• TASK TO COMPLETE: Can you quote the records below in full, word for word?

• • • • • • •

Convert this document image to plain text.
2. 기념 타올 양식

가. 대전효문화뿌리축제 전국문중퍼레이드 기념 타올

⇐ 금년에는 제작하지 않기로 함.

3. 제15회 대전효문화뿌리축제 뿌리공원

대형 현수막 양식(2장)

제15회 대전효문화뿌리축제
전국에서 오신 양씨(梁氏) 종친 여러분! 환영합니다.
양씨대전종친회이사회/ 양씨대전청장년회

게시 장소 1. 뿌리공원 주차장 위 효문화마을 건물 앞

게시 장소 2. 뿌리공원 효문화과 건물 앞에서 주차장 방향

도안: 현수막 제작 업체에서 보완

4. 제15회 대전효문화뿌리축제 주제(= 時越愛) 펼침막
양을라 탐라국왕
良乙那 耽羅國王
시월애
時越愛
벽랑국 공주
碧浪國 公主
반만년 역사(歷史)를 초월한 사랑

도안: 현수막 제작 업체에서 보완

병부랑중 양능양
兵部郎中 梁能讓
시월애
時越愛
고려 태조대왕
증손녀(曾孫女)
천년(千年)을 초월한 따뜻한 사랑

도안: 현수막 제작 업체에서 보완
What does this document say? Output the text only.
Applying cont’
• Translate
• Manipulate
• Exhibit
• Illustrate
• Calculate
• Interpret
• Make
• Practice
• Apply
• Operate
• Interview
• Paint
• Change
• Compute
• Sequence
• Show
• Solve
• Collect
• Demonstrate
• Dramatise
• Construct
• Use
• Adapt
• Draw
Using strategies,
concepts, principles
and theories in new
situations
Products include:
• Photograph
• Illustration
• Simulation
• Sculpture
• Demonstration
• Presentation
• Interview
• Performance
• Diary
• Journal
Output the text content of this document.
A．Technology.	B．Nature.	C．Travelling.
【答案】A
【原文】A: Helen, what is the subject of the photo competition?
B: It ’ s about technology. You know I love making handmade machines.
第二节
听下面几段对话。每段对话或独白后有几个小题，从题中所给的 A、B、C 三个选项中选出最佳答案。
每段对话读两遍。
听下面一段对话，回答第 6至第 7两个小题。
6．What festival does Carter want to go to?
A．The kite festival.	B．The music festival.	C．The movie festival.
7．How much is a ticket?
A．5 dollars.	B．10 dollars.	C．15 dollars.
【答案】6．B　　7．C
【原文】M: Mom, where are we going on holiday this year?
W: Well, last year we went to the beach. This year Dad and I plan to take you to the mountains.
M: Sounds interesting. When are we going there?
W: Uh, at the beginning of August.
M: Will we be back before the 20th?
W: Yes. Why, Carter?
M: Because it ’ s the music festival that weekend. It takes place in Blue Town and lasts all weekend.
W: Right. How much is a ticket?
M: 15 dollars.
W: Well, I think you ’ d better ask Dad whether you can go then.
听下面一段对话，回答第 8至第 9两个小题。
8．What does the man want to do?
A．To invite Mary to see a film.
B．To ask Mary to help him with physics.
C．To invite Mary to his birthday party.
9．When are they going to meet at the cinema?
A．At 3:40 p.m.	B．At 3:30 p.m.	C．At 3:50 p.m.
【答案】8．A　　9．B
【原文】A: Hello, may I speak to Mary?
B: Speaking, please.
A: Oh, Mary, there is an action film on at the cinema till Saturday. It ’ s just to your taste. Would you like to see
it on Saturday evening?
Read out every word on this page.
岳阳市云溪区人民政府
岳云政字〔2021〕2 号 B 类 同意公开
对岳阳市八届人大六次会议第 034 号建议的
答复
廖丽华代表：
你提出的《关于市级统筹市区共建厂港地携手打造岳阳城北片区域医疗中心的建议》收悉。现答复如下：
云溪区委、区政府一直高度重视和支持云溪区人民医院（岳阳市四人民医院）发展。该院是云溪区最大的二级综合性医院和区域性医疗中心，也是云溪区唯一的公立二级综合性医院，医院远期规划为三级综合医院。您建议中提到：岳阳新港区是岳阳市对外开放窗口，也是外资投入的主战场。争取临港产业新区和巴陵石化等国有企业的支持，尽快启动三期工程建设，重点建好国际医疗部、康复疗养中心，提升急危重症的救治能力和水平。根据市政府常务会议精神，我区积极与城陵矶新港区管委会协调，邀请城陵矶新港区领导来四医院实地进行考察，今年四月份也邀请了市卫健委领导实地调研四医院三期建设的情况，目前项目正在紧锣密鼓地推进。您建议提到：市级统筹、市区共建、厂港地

• • • • • • •

• EXERCISE RESPONSE:
Convert this document image to plain text.
2. 기념 타올 양식

가. 대전효문화뿌리축제 전국문중퍼레이드 기념 타올

⇐ 금년에는 제작하지 않기로 함.

3. 제15회 대전효문화뿌리축제 뿌리공원

대형 현수막 양식(2장)

제15회 대전효문화뿌리축제
전국에서 오신 양씨(梁氏) 종친 여러분! 환영합니다.
양씨대전종친회이사회/ 양씨대전청장년회

게시 장소 1. 뿌리공원 주차장 위 효문화마을 건물 앞

게시 장소 2. 뿌리공원 효문화과 건물 앞에서 주차장 방향

도안: 현수막 제작 업체에서 보완

4. 제15회 대전효문화뿌리축제 주제(= 時越愛) 펼침막
양을라 탐라국왕
良乙那 耽羅國王
시월애
時越愛
벽랑국 공주
碧浪國 公主
반만년 역사(歷史)를 초월한 사랑

도안: 현수막 제작 업체에서 보완

병부랑중 양능양
兵部郎中 梁能讓
시월애
時越愛
고려 태조대왕
증손녀(曾孫女)
천년(千年)을 초월한 따뜻한 사랑

도안: 현수막 제작 업체에서 보완
What does this document say? Output the text only.
Applying cont’
• Translate
• Manipulate
• Exhibit
• Illustrate
• Calculate
• Interpret
• Make
• Practice
• Apply
• Operate
• Interview
• Paint
• Change
• Compute
• Sequence
• Show
• Solve
• Collect
• Demonstrate
• Dramatise
• Construct
• Use
• Adapt
• Draw
Using strategies,
concepts, principles
and theories in new
situations
Products include:
• Photograph
• Illustration
• Simulation
• Sculpture
• Demonstration
• Presentation
• Interview
• Performance
• Diary
• Journal
Output the text content of this document.
A．Technology.	B．Nature.	C．Travelling.
【答案】A
【原文】A: Helen, what is the subject of the photo competition?
B: It ’ s about technology. You know I love making handmade machines.
第二节
听下面几段对话。每段对话或独白后有几个小题，从题中所给的 A、B、C 三个选项中选出最佳答案。
每段对话读两遍。
听下面一段对话，回答第 6至第 7两个小题。
6．What festival does Carter want to go to?
A．The kite festival.	B．The music festival.	C．The movie festival.
7．How much is a ticket?
A．5 dollars.	B．10 dollars.	C．15 dollars.
【答案】6．B　　7．C
【原文】M: Mom, where are we going on holiday this year?
W: Well, last year we went to the beach. This year Dad and I plan to take you to the mountains.
M: Sounds interesting. When are we going there?
W: Uh, at the beginning of August.
M: Will we be back before the 20th?
W: Yes. Why, Carter?
M: Because it ’ s the music festival that weekend. It takes place in Blue Town and lasts all weekend.
W: Right. How much is a ticket?
M: 15 dollars.
W: Well, I think you ’ d better ask Dad whether you can go then.
听下面一段对话，回答第 8至第 9两个小题。
8．What does the man want to do?
A．To invite Mary to see a film.
B．To ask Mary to help him with physics.
C．To invite Mary to his birthday party.
9．When are they going to meet at the cinema?
A．At 3:40 p.m.	B．At 3:30 p.m.	C．At 3:50 p.m.
【答案】8．A　　9．B
【原文】A: Hello, may I speak to Mary?
B: Speaking, please.
A: Oh, Mary, there is an action film on at the cinema till Saturday. It ’ s just to your taste. Would you like to see
it on Saturday evening?
Read out every word on this page.
岳阳市云溪区人民政府
岳云政字〔2021〕2 号 B 类 同意公开
对岳阳市八届人大六次会议第 034 号建议的
答复
廖丽华代表：
你提出的《关于市级统筹市区共建厂港地携手打造岳阳城北片区域医疗中心的建议》收悉。现答复如下：
云溪区委、区政府一直高度重视和支持云溪区人民医院（岳阳市四人民医院）发展。该院是云溪区最大的二级综合性医院和区域性医疗中心，也是云溪区唯一的公立二级综合性医院，医院远期规划为三级综合医院。您建议中提到：岳阳新港区是岳阳市对外开放窗口，也是外资投入的主战场。争取临港产业新区和巴陵石化等国有企业的支持，尽快启动三期工程建设，重点建好国际医疗部、康复疗养中心，提升急危重症的救治能力和水平。根据市政府常务会议精神，我区积极与城陵矶新港区管委会协调，邀请城陵矶新港区领导来四医院实地进行考察，今年四月份也邀请了市卫健委领导实地调研四医院三期建设的情况，目前项目正在紧锣密鼓地推进。您建议提到：市级统筹、市区共建、厂港地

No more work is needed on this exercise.